## start Information shown

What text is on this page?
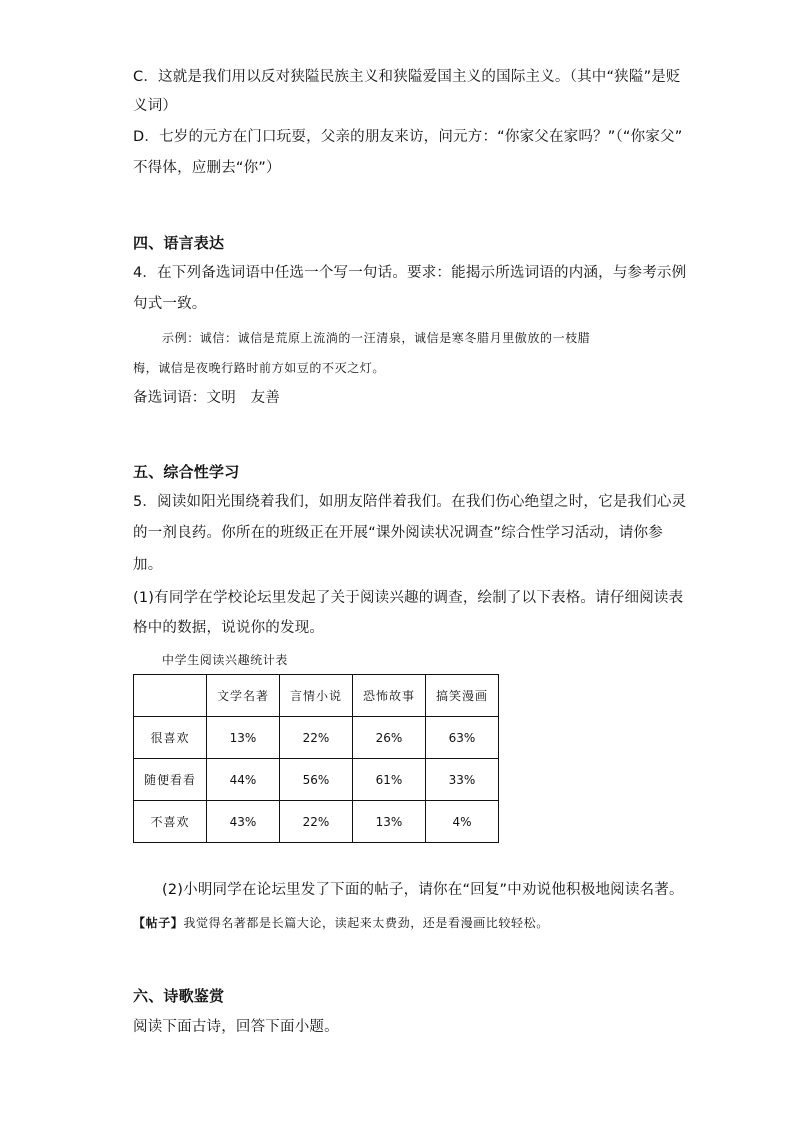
C．这就是我们用以反对狭隘民族主义和狭隘爱国主义的国际主义。（其中“狭隘”是贬
义词）
D．七岁的元方在门口玩耍，父亲的朋友来访，问元方：“你家父在家吗？”（“你家父”
不得体，应删去“你”）
四、语言表达
4．在下列备选词语中任选一个写一句话。要求：能揭示所选词语的内涵，与参考示例
句式一致。
示例：诚信：诚信是荒原上流淌的一汪清泉，诚信是寒冬腊月里傲放的一枝腊
梅，诚信是夜晚行路时前方如豆的不灭之灯。
备选词语：文明　友善
五、综合性学习
5．阅读如阳光围绕着我们，如朋友陪伴着我们。在我们伤心绝望之时，它是我们心灵
的一剂良药。你所在的班级正在开展“课外阅读状况调查”综合性学习活动，请你参
加。
(1)有同学在学校论坛里发起了关于阅读兴趣的调查，绘制了以下表格。请仔细阅读表
格中的数据，说说你的发现。
中学生阅读兴趣统计表
	文学名著	言情小说	恐怖故事	搞笑漫画
很喜欢	13%	22%	26%	63%
随便看看	44%	56%	61%	33%
不喜欢	43%	22%	13%	4%
(2)小明同学在论坛里发了下面的帖子，请你在“回复”中劝说他积极地阅读名著。
【帖子】我觉得名著都是长篇大论，读起来太费劲，还是看漫画比较轻松。
六、诗歌鉴赏
阅读下面古诗，回答下面小题。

## end Information shown

* [Aim of the task]:
From the listing above, print every entry precisely and drop the pictures.

* [Written response]:
What text is on this page?
C．这就是我们用以反对狭隘民族主义和狭隘爱国主义的国际主义。（其中“狭隘”是贬
义词）
D．七岁的元方在门口玩耍，父亲的朋友来访，问元方：“你家父在家吗？”（“你家父”
不得体，应删去“你”）
四、语言表达
4．在下列备选词语中任选一个写一句话。要求：能揭示所选词语的内涵，与参考示例
句式一致。
示例：诚信：诚信是荒原上流淌的一汪清泉，诚信是寒冬腊月里傲放的一枝腊
梅，诚信是夜晚行路时前方如豆的不灭之灯。
备选词语：文明　友善
五、综合性学习
5．阅读如阳光围绕着我们，如朋友陪伴着我们。在我们伤心绝望之时，它是我们心灵
的一剂良药。你所在的班级正在开展“课外阅读状况调查”综合性学习活动，请你参
加。
(1)有同学在学校论坛里发起了关于阅读兴趣的调查，绘制了以下表格。请仔细阅读表
格中的数据，说说你的发现。
中学生阅读兴趣统计表
	文学名著	言情小说	恐怖故事	搞笑漫画
很喜欢	13%	22%	26%	63%
随便看看	44%	56%	61%	33%
不喜欢	43%	22%	13%	4%
(2)小明同学在论坛里发了下面的帖子，请你在“回复”中劝说他积极地阅读名著。
【帖子】我觉得名著都是长篇大论，读起来太费劲，还是看漫画比较轻松。
六、诗歌鉴赏
阅读下面古诗，回答下面小题。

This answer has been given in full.